Aim =>
Reproduce the records below in full and word for word, excluding pictures.

---------- Stored data ----------

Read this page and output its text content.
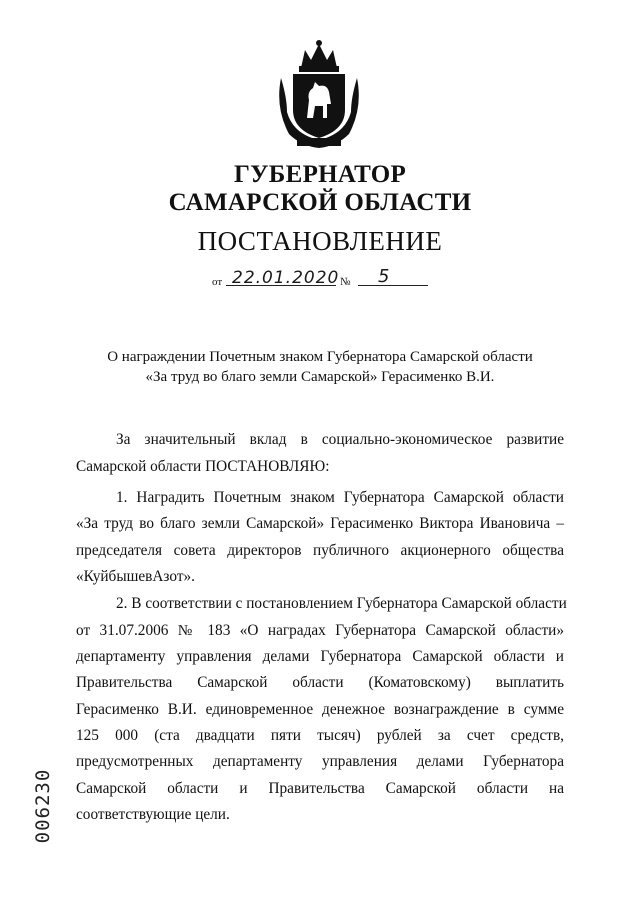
ГУБЕРНАТОР
САМАРСКОЙ ОБЛАСТИ
ПОСТАНОВЛЕНИЕ
от 22.01.2020 № 5
О награждении Почетным знаком Губернатора Самарской области
«За труд во благо земли Самарской» Герасименко В.И.
За значительный вклад в социально-экономическое развитие
Самарской области ПОСТАНОВЛЯЮ:
1. Наградить Почетным знаком Губернатора Самарской области
«За труд во благо земли Самарской» Герасименко Виктора Ивановича –
председателя совета директоров публичного акционерного общества
«КуйбышевАзот».
2. В соответствии с постановлением Губернатора Самарской области
от 31.07.2006 № 183 «О наградах Губернатора Самарской области»
департаменту управления делами Губернатора Самарской области и
Правительства Самарской области (Коматовскому) выплатить
Герасименко В.И. единовременное денежное вознаграждение в сумме
125 000 (ста двадцати пяти тысяч) рублей за счет средств,
предусмотренных департаменту управления делами Губернатора
Самарской области и Правительства Самарской области на
соответствующие цели.
006230
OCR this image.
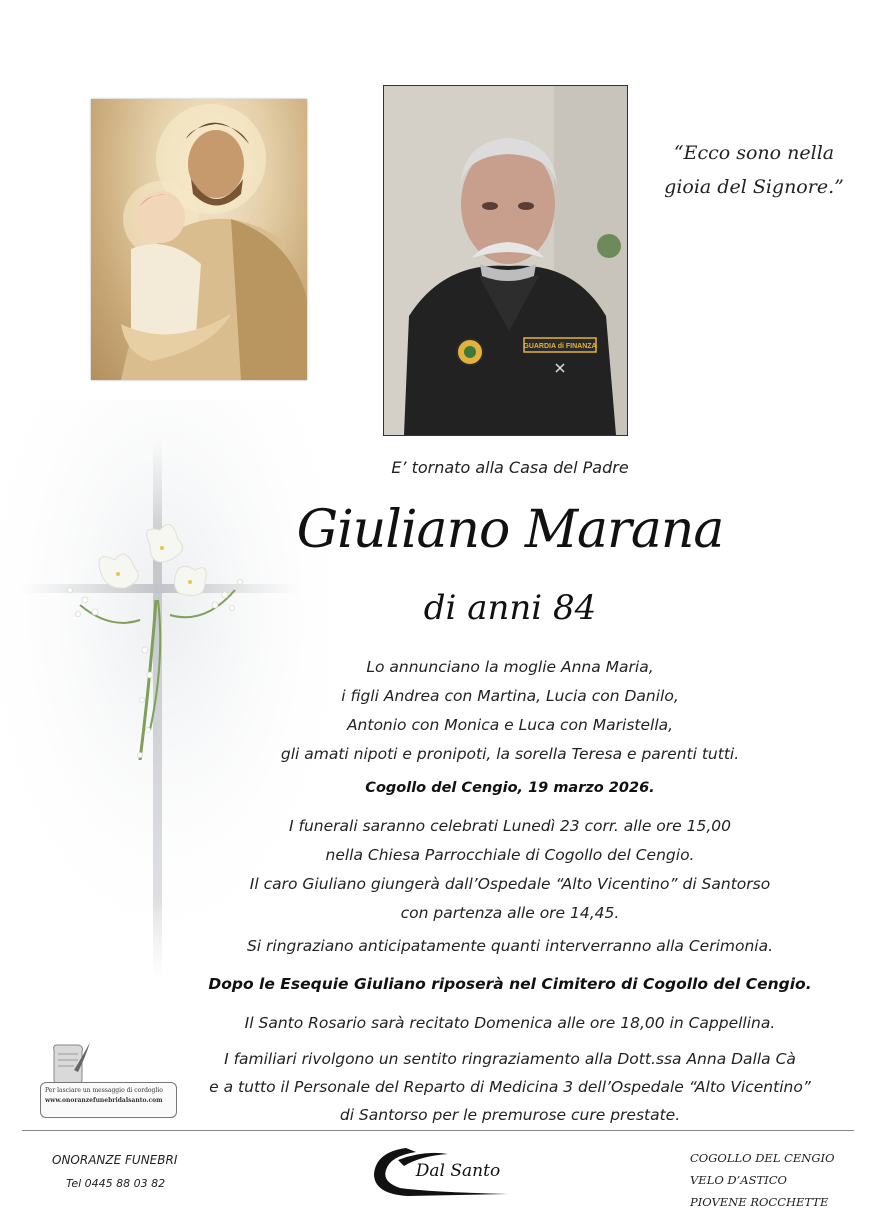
GUARDIA di FINANZA
“Ecco sono nella
gioia del Signore.”
E’ tornato alla Casa del Padre
Giuliano Marana
di anni 84
Lo annunciano la moglie Anna Maria,
i figli Andrea con Martina, Lucia con Danilo,
Antonio con Monica e Luca con Maristella,
gli amati nipoti e pronipoti, la sorella Teresa e parenti tutti.
Cogollo del Cengio, 19 marzo 2026.
I funerali saranno celebrati Lunedì 23 corr. alle ore 15,00
nella Chiesa Parrocchiale di Cogollo del Cengio.
Il caro Giuliano giungerà dall’Ospedale “Alto Vicentino” di Santorso
con partenza alle ore 14,45.
Si ringraziano anticipatamente quanti interverranno alla Cerimonia.
Dopo le Esequie Giuliano riposerà nel Cimitero di Cogollo del Cengio.
Il Santo Rosario sarà recitato Domenica alle ore 18,00 in Cappellina.
I familiari rivolgono un sentito ringraziamento alla Dott.ssa Anna Dalla Cà
e a tutto il Personale del Reparto di Medicina 3 dell’Ospedale “Alto Vicentino”
di Santorso per le premurose cure prestate.
Per lasciare un messaggio di cordoglio
www.onoranzefunebridalsanto.com
ONORANZE FUNEBRI
Tel 0445 88 03 82
Dal Santo
COGOLLO DEL CENGIO
VELO D’ASTICO
PIOVENE ROCCHETTE
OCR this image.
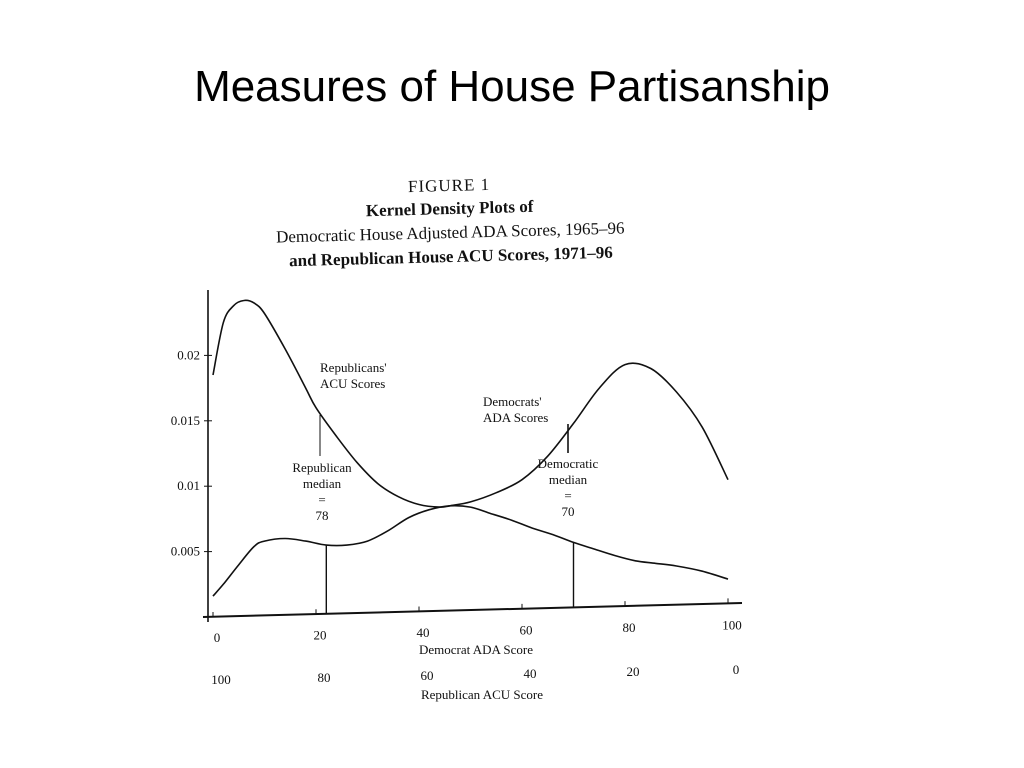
Measures of House Partisanship
FIGURE 1
Kernel Density Plots of
Democratic House Adjusted ADA Scores, 1965–96
and Republican House ACU Scores, 1971–96
0.005
0.01
0.015
0.02
0	20	40	60	80	100
100	80	60	40	20	0
Democrat ADA Score
Republican ACU Score
Republicans'
ACU Scores
Democrats'
ADA Scores
Republican
median
=
78
Democratic
median
=
70
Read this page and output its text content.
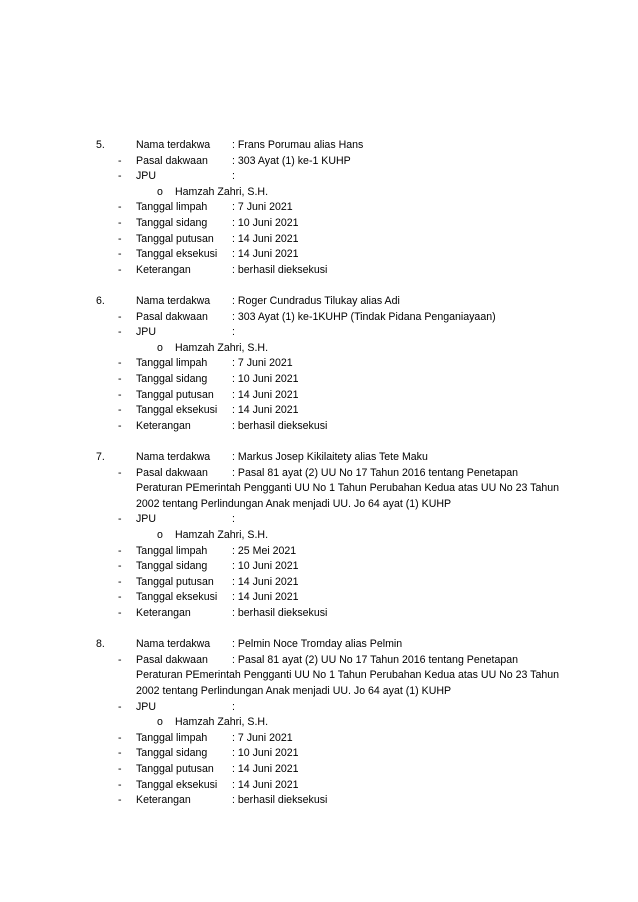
5.	Nama terdakwa : Frans Porumau alias Hans
- Pasal dakwaan : 303 Ayat (1) ke-1 KUHP
- JPU	:
o Hamzah Zahri, S.H.
- Tanggal limpah : 7 Juni 2021
- Tanggal sidang : 10 Juni 2021
- Tanggal putusan : 14 Juni 2021
- Tanggal eksekusi : 14 Juni 2021
- Keterangan	: berhasil dieksekusi
6.	Nama terdakwa : Roger Cundradus Tilukay alias Adi
- Pasal dakwaan : 303 Ayat (1) ke-1KUHP (Tindak Pidana Penganiayaan)
- JPU	:
o Hamzah Zahri, S.H.
- Tanggal limpah : 7 Juni 2021
- Tanggal sidang : 10 Juni 2021
- Tanggal putusan : 14 Juni 2021
- Tanggal eksekusi : 14 Juni 2021
- Keterangan	: berhasil dieksekusi
7.	Nama terdakwa : Markus Josep Kikilaitety alias Tete Maku
- Pasal dakwaan : Pasal 81 ayat (2) UU No 17 Tahun 2016 tentang Penetapan
Peraturan PEmerintah Pengganti UU No 1 Tahun Perubahan Kedua atas UU No 23 Tahun
2002 tentang Perlindungan Anak menjadi UU. Jo 64 ayat (1) KUHP
- JPU	:
o Hamzah Zahri, S.H.
- Tanggal limpah : 25 Mei 2021
- Tanggal sidang : 10 Juni 2021
- Tanggal putusan : 14 Juni 2021
- Tanggal eksekusi : 14 Juni 2021
- Keterangan	: berhasil dieksekusi
8.	Nama terdakwa : Pelmin Noce Tromday alias Pelmin
- Pasal dakwaan : Pasal 81 ayat (2) UU No 17 Tahun 2016 tentang Penetapan
Peraturan PEmerintah Pengganti UU No 1 Tahun Perubahan Kedua atas UU No 23 Tahun
2002 tentang Perlindungan Anak menjadi UU. Jo 64 ayat (1) KUHP
- JPU	:
o Hamzah Zahri, S.H.
- Tanggal limpah : 7 Juni 2021
- Tanggal sidang : 10 Juni 2021
- Tanggal putusan : 14 Juni 2021
- Tanggal eksekusi : 14 Juni 2021
- Keterangan	: berhasil dieksekusi
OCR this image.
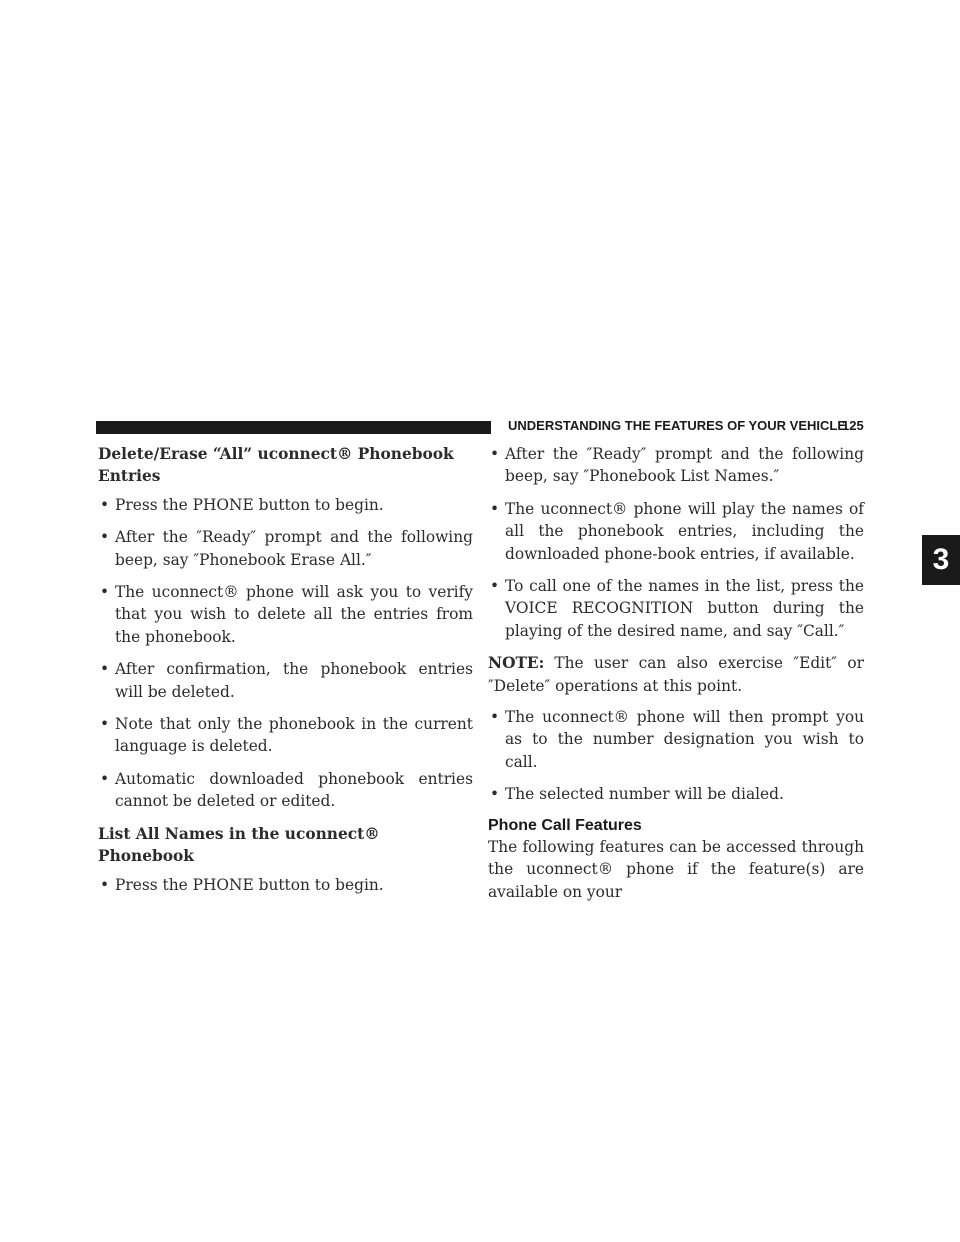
UNDERSTANDING THE FEATURES OF YOUR VEHICLE
125
3
Delete/Erase “All” uconnect® Phonebook Entries
• Press the PHONE button to begin.
• After the ″Ready″ prompt and the following beep, say ″Phonebook Erase All.″
• The uconnect® phone will ask you to verify that you wish to delete all the entries from the phonebook.
• After confirmation, the phonebook entries will be deleted.
• Note that only the phonebook in the current language is deleted.
• Automatic downloaded phonebook entries cannot be deleted or edited.
List All Names in the uconnect® Phonebook
• Press the PHONE button to begin.
• After the ″Ready″ prompt and the following beep, say ″Phonebook List Names.″
• The uconnect® phone will play the names of all the phonebook entries, including the downloaded phone-book entries, if available.
• To call one of the names in the list, press the VOICE RECOGNITION button during the playing of the desired name, and say ″Call.″

NOTE: The user can also exercise ″Edit″ or ″Delete″ operations at this point.

• The uconnect® phone will then prompt you as to the number designation you wish to call.
• The selected number will be dialed.
Phone Call Features

The following features can be accessed through the uconnect® phone if the feature(s) are available on your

----------

Finished exercise =>
Read this page and output its text content.
ГУБЕРНАТОР
САМАРСКОЙ ОБЛАСТИ
ПОСТАНОВЛЕНИЕ
от 22.01.2020 № 5
О награждении Почетным знаком Губернатора Самарской области
«За труд во благо земли Самарской» Герасименко В.И.
За значительный вклад в социально-экономическое развитие
Самарской области ПОСТАНОВЛЯЮ:
1. Наградить Почетным знаком Губернатора Самарской области
«За труд во благо земли Самарской» Герасименко Виктора Ивановича –
председателя совета директоров публичного акционерного общества
«КуйбышевАзот».
2. В соответствии с постановлением Губернатора Самарской области
от 31.07.2006 № 183 «О наградах Губернатора Самарской области»
департаменту управления делами Губернатора Самарской области и
Правительства Самарской области (Коматовскому) выплатить
Герасименко В.И. единовременное денежное вознаграждение в сумме
125 000 (ста двадцати пяти тысяч) рублей за счет средств,
предусмотренных департаменту управления делами Губернатора
Самарской области и Правительства Самарской области на
соответствующие цели.
006230
OCR this image.
GUARDIA di FINANZA
“Ecco sono nella
gioia del Signore.”
E’ tornato alla Casa del Padre
Giuliano Marana
di anni 84
Lo annunciano la moglie Anna Maria,
i figli Andrea con Martina, Lucia con Danilo,
Antonio con Monica e Luca con Maristella,
gli amati nipoti e pronipoti, la sorella Teresa e parenti tutti.
Cogollo del Cengio, 19 marzo 2026.
I funerali saranno celebrati Lunedì 23 corr. alle ore 15,00
nella Chiesa Parrocchiale di Cogollo del Cengio.
Il caro Giuliano giungerà dall’Ospedale “Alto Vicentino” di Santorso
con partenza alle ore 14,45.
Si ringraziano anticipatamente quanti interverranno alla Cerimonia.
Dopo le Esequie Giuliano riposerà nel Cimitero di Cogollo del Cengio.
Il Santo Rosario sarà recitato Domenica alle ore 18,00 in Cappellina.
I familiari rivolgono un sentito ringraziamento alla Dott.ssa Anna Dalla Cà
e a tutto il Personale del Reparto di Medicina 3 dell’Ospedale “Alto Vicentino”
di Santorso per le premurose cure prestate.
Per lasciare un messaggio di cordoglio
www.onoranzefunebridalsanto.com
ONORANZE FUNEBRI
Tel 0445 88 03 82
Dal Santo
COGOLLO DEL CENGIO
VELO D’ASTICO
PIOVENE ROCCHETTE
OCR this image.
Measures of House Partisanship
FIGURE 1
Kernel Density Plots of
Democratic House Adjusted ADA Scores, 1965–96
and Republican House ACU Scores, 1971–96
0.005
0.01
0.015
0.02
0	20	40	60	80	100
100	80	60	40	20	0
Democrat ADA Score
Republican ACU Score
Republicans'
ACU Scores
Democrats'
ADA Scores
Republican
median
=
78
Democratic
median
=
70
Read this page and output its text content.
5.	Nama terdakwa : Frans Porumau alias Hans
- Pasal dakwaan : 303 Ayat (1) ke-1 KUHP
- JPU	:
o Hamzah Zahri, S.H.
- Tanggal limpah : 7 Juni 2021
- Tanggal sidang : 10 Juni 2021
- Tanggal putusan : 14 Juni 2021
- Tanggal eksekusi : 14 Juni 2021
- Keterangan	: berhasil dieksekusi
6.	Nama terdakwa : Roger Cundradus Tilukay alias Adi
- Pasal dakwaan : 303 Ayat (1) ke-1KUHP (Tindak Pidana Penganiayaan)
- JPU	:
o Hamzah Zahri, S.H.
- Tanggal limpah : 7 Juni 2021
- Tanggal sidang : 10 Juni 2021
- Tanggal putusan : 14 Juni 2021
- Tanggal eksekusi : 14 Juni 2021
- Keterangan	: berhasil dieksekusi
7.	Nama terdakwa : Markus Josep Kikilaitety alias Tete Maku
- Pasal dakwaan : Pasal 81 ayat (2) UU No 17 Tahun 2016 tentang Penetapan
Peraturan PEmerintah Pengganti UU No 1 Tahun Perubahan Kedua atas UU No 23 Tahun
2002 tentang Perlindungan Anak menjadi UU. Jo 64 ayat (1) KUHP
- JPU	:
o Hamzah Zahri, S.H.
- Tanggal limpah : 25 Mei 2021
- Tanggal sidang : 10 Juni 2021
- Tanggal putusan : 14 Juni 2021
- Tanggal eksekusi : 14 Juni 2021
- Keterangan	: berhasil dieksekusi
8.	Nama terdakwa : Pelmin Noce Tromday alias Pelmin
- Pasal dakwaan : Pasal 81 ayat (2) UU No 17 Tahun 2016 tentang Penetapan
Peraturan PEmerintah Pengganti UU No 1 Tahun Perubahan Kedua atas UU No 23 Tahun
2002 tentang Perlindungan Anak menjadi UU. Jo 64 ayat (1) KUHP
- JPU	:
o Hamzah Zahri, S.H.
- Tanggal limpah : 7 Juni 2021
- Tanggal sidang : 10 Juni 2021
- Tanggal putusan : 14 Juni 2021
- Tanggal eksekusi : 14 Juni 2021
- Keterangan	: berhasil dieksekusi
OCR this image.
UNDERSTANDING THE FEATURES OF YOUR VEHICLE
125
3
Delete/Erase “All” uconnect® Phonebook Entries
• Press the PHONE button to begin.
• After the ″Ready″ prompt and the following beep, say ″Phonebook Erase All.″
• The uconnect® phone will ask you to verify that you wish to delete all the entries from the phonebook.
• After confirmation, the phonebook entries will be deleted.
• Note that only the phonebook in the current language is deleted.
• Automatic downloaded phonebook entries cannot be deleted or edited.
List All Names in the uconnect® Phonebook
• Press the PHONE button to begin.
• After the ″Ready″ prompt and the following beep, say ″Phonebook List Names.″
• The uconnect® phone will play the names of all the phonebook entries, including the downloaded phone-book entries, if available.
• To call one of the names in the list, press the VOICE RECOGNITION button during the playing of the desired name, and say ″Call.″

NOTE: The user can also exercise ″Edit″ or ″Delete″ operations at this point.

• The uconnect® phone will then prompt you as to the number designation you wish to call.
• The selected number will be dialed.
Phone Call Features

The following features can be accessed through the uconnect® phone if the feature(s) are available on your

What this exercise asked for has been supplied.